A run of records
********

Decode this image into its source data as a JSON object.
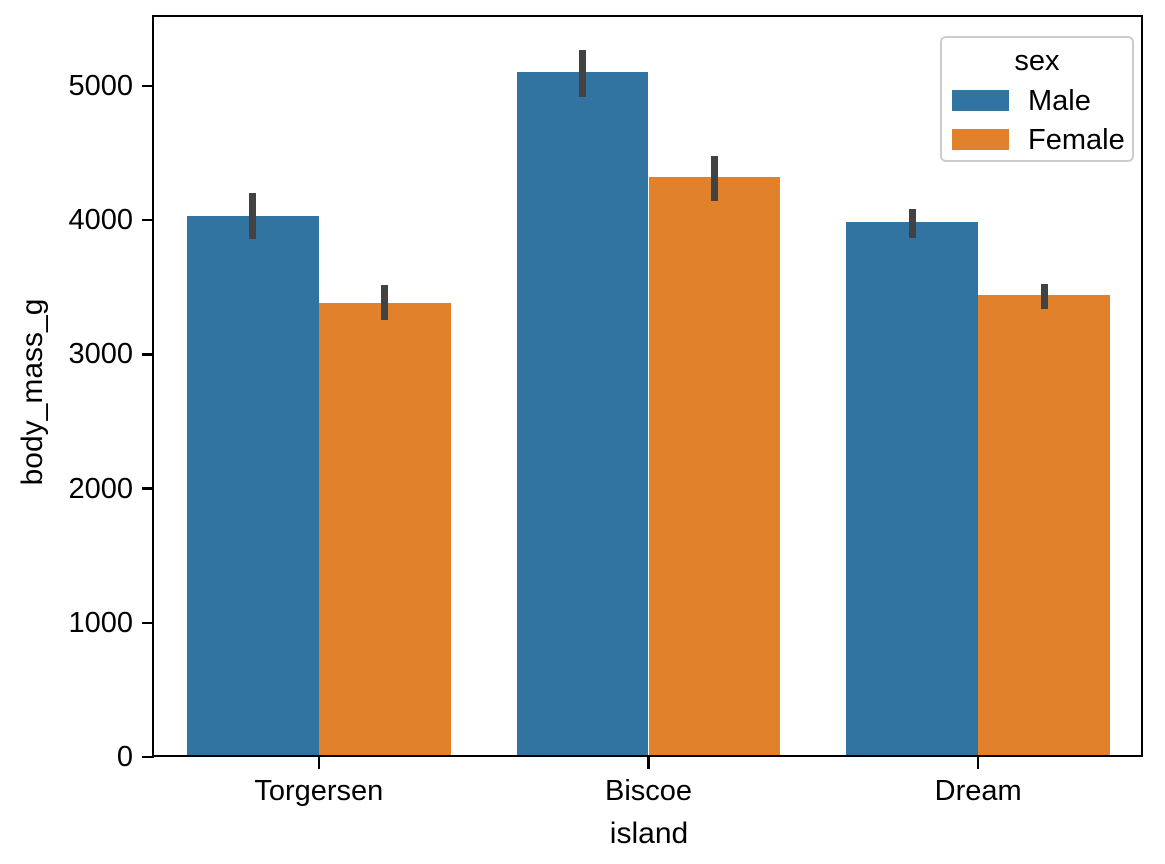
{
  "chart_data": {
    "type": "bar",
    "title": "",
    "xlabel": "island",
    "ylabel": "body_mass_g",
    "categories": [
      "Torgersen",
      "Biscoe",
      "Dream"
    ],
    "series": [
      {
        "name": "Male",
        "color": "#3274a1",
        "values": [
          4034.8,
          5104.5,
          3987.1
        ],
        "ci_low": [
          3860,
          4915,
          3865
        ],
        "ci_high": [
          4200,
          5265,
          4080
        ]
      },
      {
        "name": "Female",
        "color": "#e1812c",
        "values": [
          3386.6,
          4319.4,
          3446.3
        ],
        "ci_low": [
          3260,
          4140,
          3335
        ],
        "ci_high": [
          3515,
          4475,
          3525
        ]
      }
    ],
    "y_ticks": [
      "0",
      "1000",
      "2000",
      "3000",
      "4000",
      "5000"
    ],
    "ylim": [
      0,
      5520
    ],
    "grid": false,
    "error_bar_color": "#424242",
    "spine_color": "#000000",
    "legend": {
      "title": "sex",
      "position": "upper right",
      "entries": [
        "Male",
        "Female"
      ]
    }
  }
}
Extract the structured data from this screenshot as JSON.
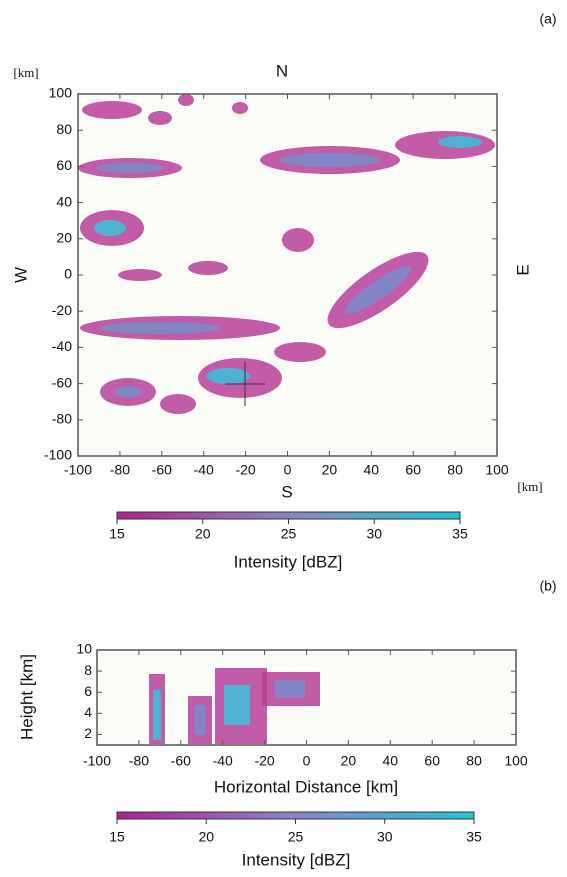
{
  "chart_data": [
    {
      "type": "heatmap",
      "panel": "(a)",
      "unit_label": "[km]",
      "directions": {
        "north": "N",
        "south": "S",
        "west": "W",
        "east": "E"
      },
      "xlim": [
        -100,
        100
      ],
      "ylim": [
        -100,
        100
      ],
      "xticks": [
        -100,
        -80,
        -60,
        -40,
        -20,
        0,
        20,
        40,
        60,
        80,
        100
      ],
      "yticks": [
        -100,
        -80,
        -60,
        -40,
        -20,
        0,
        20,
        40,
        60,
        80,
        100
      ],
      "colorbar": {
        "label": "Intensity [dBZ]",
        "lim": [
          15,
          35
        ],
        "ticks": [
          15,
          20,
          25,
          30,
          35
        ],
        "colors": [
          "#b0228f",
          "#8a86c4",
          "#22c4d8"
        ]
      }
    },
    {
      "type": "heatmap",
      "panel": "(b)",
      "xlabel": "Horizontal Distance [km]",
      "ylabel": "Height [km]",
      "xlim": [
        -100,
        100
      ],
      "ylim": [
        1,
        10
      ],
      "xticks": [
        -100,
        -80,
        -60,
        -40,
        -20,
        0,
        20,
        40,
        60,
        80,
        100
      ],
      "yticks": [
        2,
        4,
        6,
        8,
        10
      ],
      "colorbar": {
        "label": "Intensity [dBZ]",
        "lim": [
          15,
          35
        ],
        "ticks": [
          15,
          20,
          25,
          30,
          35
        ],
        "colors": [
          "#b0228f",
          "#8a86c4",
          "#22c4d8"
        ]
      }
    }
  ]
}
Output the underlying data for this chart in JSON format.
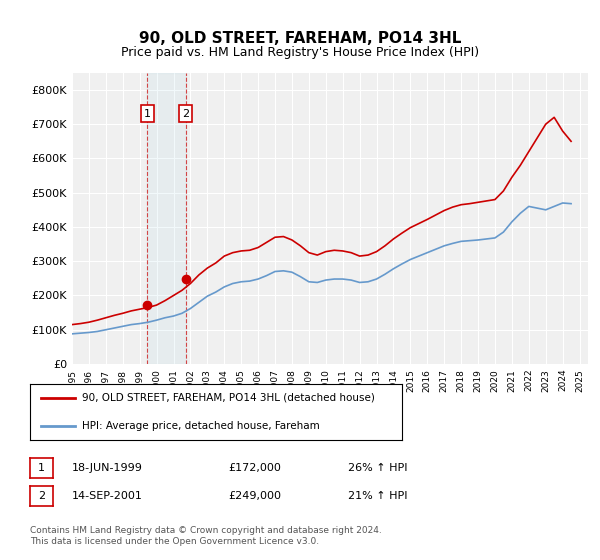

********

## Task instructions
Working from the lines above, reproduce the material exactly and exclude its pictures.

## Problem solution
Decode this image into its source data as a JSON object.
{
  "chart_data": {
    "type": "bar",
    "title": "",
    "xlabel": "island",
    "ylabel": "body_mass_g",
    "categories": [
      "Torgersen",
      "Biscoe",
      "Dream"
    ],
    "series": [
      {
        "name": "Male",
        "color": "#3274a1",
        "values": [
          4034.8,
          5104.5,
          3987.1
        ],
        "ci_low": [
          3860,
          4915,
          3865
        ],
        "ci_high": [
          4200,
          5265,
          4080
        ]
      },
      {
        "name": "Female",
        "color": "#e1812c",
        "values": [
          3386.6,
          4319.4,
          3446.3
        ],
        "ci_low": [
          3260,
          4140,
          3335
        ],
        "ci_high": [
          3515,
          4475,
          3525
        ]
      }
    ],
    "y_ticks": [
      "0",
      "1000",
      "2000",
      "3000",
      "4000",
      "5000"
    ],
    "ylim": [
      0,
      5520
    ],
    "grid": false,
    "error_bar_color": "#424242",
    "spine_color": "#000000",
    "legend": {
      "title": "sex",
      "position": "upper right",
      "entries": [
        "Male",
        "Female"
      ]
    }
  }
}
Extract the structured data from this screenshot as JSON.
{
  "chart_data": [
    {
      "type": "heatmap",
      "panel": "(a)",
      "unit_label": "[km]",
      "directions": {
        "north": "N",
        "south": "S",
        "west": "W",
        "east": "E"
      },
      "xlim": [
        -100,
        100
      ],
      "ylim": [
        -100,
        100
      ],
      "xticks": [
        -100,
        -80,
        -60,
        -40,
        -20,
        0,
        20,
        40,
        60,
        80,
        100
      ],
      "yticks": [
        -100,
        -80,
        -60,
        -40,
        -20,
        0,
        20,
        40,
        60,
        80,
        100
      ],
      "colorbar": {
        "label": "Intensity [dBZ]",
        "lim": [
          15,
          35
        ],
        "ticks": [
          15,
          20,
          25,
          30,
          35
        ],
        "colors": [
          "#b0228f",
          "#8a86c4",
          "#22c4d8"
        ]
      }
    },
    {
      "type": "heatmap",
      "panel": "(b)",
      "xlabel": "Horizontal Distance [km]",
      "ylabel": "Height [km]",
      "xlim": [
        -100,
        100
      ],
      "ylim": [
        1,
        10
      ],
      "xticks": [
        -100,
        -80,
        -60,
        -40,
        -20,
        0,
        20,
        40,
        60,
        80,
        100
      ],
      "yticks": [
        2,
        4,
        6,
        8,
        10
      ],
      "colorbar": {
        "label": "Intensity [dBZ]",
        "lim": [
          15,
          35
        ],
        "ticks": [
          15,
          20,
          25,
          30,
          35
        ],
        "colors": [
          "#b0228f",
          "#8a86c4",
          "#22c4d8"
        ]
      }
    }
  ]
}
Output the underlying data for this chart in JSON format.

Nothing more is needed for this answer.